READING PASSAGE:

# Load Trip Dataset

In [25]:
import pandas as pd

# Load csv
df = pd.read_csv('gkne-dk5s.csv')

In [26]:
# remove null values at lat and lon
df = df.dropna(subset=['dropoff_longitude', 'dropoff_latitude', 'pickup_latitude', 'pickup_longitude'])

# Obtain Road Network

In [27]:
import osmnx as ox
# Download the road network for New York City
G = ox.graph_from_place('Manhattan, New York City, New York, USA', network_type='drive')
G_proj = ox.project_graph(G, to_latlong=True)

In [28]:
#len(G_proj.nodes), len(G_proj.edges)

AVAILABLE RECORDS:

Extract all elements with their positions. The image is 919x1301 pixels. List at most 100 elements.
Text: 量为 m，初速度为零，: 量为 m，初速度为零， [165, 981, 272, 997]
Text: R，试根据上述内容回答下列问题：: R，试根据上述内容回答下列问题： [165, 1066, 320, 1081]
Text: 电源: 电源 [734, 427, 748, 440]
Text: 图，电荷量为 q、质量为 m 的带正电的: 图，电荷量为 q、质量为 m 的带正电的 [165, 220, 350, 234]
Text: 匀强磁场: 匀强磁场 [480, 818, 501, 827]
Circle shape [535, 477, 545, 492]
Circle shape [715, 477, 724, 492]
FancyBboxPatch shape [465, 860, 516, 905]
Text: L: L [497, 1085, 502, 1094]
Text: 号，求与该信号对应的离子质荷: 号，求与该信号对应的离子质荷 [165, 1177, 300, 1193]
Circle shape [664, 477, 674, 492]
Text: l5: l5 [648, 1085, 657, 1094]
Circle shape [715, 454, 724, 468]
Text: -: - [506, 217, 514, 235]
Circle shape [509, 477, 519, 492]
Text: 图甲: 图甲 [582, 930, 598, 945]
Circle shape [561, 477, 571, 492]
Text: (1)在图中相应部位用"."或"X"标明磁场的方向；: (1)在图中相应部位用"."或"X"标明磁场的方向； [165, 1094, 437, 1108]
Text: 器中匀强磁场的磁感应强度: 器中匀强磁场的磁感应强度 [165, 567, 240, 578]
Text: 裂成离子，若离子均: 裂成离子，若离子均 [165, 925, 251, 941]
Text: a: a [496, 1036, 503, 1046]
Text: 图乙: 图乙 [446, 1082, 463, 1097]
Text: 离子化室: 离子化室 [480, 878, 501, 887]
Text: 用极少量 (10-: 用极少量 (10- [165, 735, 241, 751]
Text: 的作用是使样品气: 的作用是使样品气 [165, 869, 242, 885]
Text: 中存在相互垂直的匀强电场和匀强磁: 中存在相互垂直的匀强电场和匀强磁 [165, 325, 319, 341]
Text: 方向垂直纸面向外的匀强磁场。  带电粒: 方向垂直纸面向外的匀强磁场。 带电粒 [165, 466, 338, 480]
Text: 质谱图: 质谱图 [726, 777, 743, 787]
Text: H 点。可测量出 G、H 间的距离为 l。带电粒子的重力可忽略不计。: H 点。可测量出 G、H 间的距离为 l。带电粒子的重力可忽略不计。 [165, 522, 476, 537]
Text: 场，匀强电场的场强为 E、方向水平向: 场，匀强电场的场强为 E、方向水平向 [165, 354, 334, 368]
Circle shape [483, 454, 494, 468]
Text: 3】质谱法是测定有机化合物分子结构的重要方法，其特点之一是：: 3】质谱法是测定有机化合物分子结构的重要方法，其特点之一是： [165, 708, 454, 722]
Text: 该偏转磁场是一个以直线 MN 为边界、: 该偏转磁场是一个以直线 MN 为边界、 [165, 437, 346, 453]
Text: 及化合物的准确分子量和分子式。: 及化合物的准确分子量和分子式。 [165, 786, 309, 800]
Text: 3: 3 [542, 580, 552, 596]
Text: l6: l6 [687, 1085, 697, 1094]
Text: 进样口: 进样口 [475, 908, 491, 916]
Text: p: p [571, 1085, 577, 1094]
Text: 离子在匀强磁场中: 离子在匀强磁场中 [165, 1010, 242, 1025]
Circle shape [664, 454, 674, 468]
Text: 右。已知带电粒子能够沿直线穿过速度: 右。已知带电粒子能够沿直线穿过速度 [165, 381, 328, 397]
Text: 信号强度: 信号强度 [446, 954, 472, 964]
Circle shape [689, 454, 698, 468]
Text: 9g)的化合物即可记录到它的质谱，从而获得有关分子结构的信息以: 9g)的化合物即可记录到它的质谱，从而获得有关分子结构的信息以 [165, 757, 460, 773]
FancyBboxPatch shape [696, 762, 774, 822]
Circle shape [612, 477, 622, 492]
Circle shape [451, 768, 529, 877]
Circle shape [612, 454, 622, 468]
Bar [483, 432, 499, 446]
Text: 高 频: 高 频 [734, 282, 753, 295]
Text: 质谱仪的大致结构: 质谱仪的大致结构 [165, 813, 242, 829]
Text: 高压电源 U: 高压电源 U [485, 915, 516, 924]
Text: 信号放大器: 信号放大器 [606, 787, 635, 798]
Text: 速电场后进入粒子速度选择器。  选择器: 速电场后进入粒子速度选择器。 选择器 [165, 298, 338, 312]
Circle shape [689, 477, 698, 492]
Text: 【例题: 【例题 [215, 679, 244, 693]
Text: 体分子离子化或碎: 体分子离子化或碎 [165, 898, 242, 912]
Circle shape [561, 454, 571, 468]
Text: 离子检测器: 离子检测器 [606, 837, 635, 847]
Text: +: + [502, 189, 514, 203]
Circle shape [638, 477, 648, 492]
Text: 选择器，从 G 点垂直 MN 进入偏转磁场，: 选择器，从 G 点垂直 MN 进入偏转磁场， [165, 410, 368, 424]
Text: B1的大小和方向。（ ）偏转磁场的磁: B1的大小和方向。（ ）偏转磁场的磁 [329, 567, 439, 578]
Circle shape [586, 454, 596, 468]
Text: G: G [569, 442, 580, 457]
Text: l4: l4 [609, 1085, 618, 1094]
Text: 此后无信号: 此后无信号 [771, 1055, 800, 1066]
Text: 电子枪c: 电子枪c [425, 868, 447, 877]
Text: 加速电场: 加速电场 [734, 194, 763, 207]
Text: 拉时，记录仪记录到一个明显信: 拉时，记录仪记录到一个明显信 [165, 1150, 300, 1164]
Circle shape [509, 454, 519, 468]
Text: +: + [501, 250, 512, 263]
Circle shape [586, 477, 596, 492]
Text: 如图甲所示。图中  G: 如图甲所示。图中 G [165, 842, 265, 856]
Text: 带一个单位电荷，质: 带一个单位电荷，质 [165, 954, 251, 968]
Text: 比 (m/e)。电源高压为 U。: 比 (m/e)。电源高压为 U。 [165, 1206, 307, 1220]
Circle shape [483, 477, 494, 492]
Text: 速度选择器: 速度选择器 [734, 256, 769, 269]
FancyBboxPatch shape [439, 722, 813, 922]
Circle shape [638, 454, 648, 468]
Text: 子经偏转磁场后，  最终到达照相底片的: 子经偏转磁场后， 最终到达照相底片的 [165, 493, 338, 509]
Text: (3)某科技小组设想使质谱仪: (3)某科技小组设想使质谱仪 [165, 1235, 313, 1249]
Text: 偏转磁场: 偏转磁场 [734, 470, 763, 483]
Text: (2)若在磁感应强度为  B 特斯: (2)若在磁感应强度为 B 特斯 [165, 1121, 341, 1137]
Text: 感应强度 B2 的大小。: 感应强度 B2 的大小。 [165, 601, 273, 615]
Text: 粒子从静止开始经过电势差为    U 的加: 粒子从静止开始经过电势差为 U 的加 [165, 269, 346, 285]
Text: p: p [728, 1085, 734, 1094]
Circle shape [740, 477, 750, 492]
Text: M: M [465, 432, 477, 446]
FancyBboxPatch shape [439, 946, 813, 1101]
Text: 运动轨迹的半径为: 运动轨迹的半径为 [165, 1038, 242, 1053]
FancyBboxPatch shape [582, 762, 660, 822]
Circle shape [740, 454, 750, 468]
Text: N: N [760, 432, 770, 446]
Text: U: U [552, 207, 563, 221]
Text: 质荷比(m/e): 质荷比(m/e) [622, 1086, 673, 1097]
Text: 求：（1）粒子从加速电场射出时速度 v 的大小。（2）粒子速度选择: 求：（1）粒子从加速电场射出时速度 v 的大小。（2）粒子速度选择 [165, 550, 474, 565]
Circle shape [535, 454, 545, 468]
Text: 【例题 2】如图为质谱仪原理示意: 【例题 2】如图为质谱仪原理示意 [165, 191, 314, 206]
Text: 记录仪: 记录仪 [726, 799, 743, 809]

PROBLEMS TO SOLVE:
(A) Reproduce the trip-data notebook in full, with nothing changed.
(B) Please rewrite the rows as a Markdown table with the columns "No." and "Entry," starting with the first row and going on through the line that contains "Text: 电源: 电源 [734, 427, 748, 440]". Number each line, and leave out any blank lines.
The trip-data notebook and the rows come from unrelated sources.

EXERCISE ANSWERS:
(A)
# Load Trip Dataset

In [25]:
import pandas as pd

# Load csv
df = pd.read_csv('gkne-dk5s.csv')

In [26]:
# remove null values at lat and lon
df = df.dropna(subset=['dropoff_longitude', 'dropoff_latitude', 'pickup_latitude', 'pickup_longitude'])

# Obtain Road Network

In [27]:
import osmnx as ox
# Download the road network for New York City
G = ox.graph_from_place('Manhattan, New York City, New York, USA', network_type='drive')
G_proj = ox.project_graph(G, to_latlong=True)

In [28]:
#len(G_proj.nodes), len(G_proj.edges)

(B)
| No. | Entry |
|---|---|
| 1 | Extract all elements with their positions. The image is 919x1301 pixels. List at most 100 elements. |
| 2 | Text: 量为 m，初速度为零，: 量为 m，初速度为零， [165, 981, 272, 997] |
| 3 | Text: R，试根据上述内容回答下列问题：: R，试根据上述内容回答下列问题： [165, 1066, 320, 1081] |
| 4 | Text: 电源: 电源 [734, 427, 748, 440] |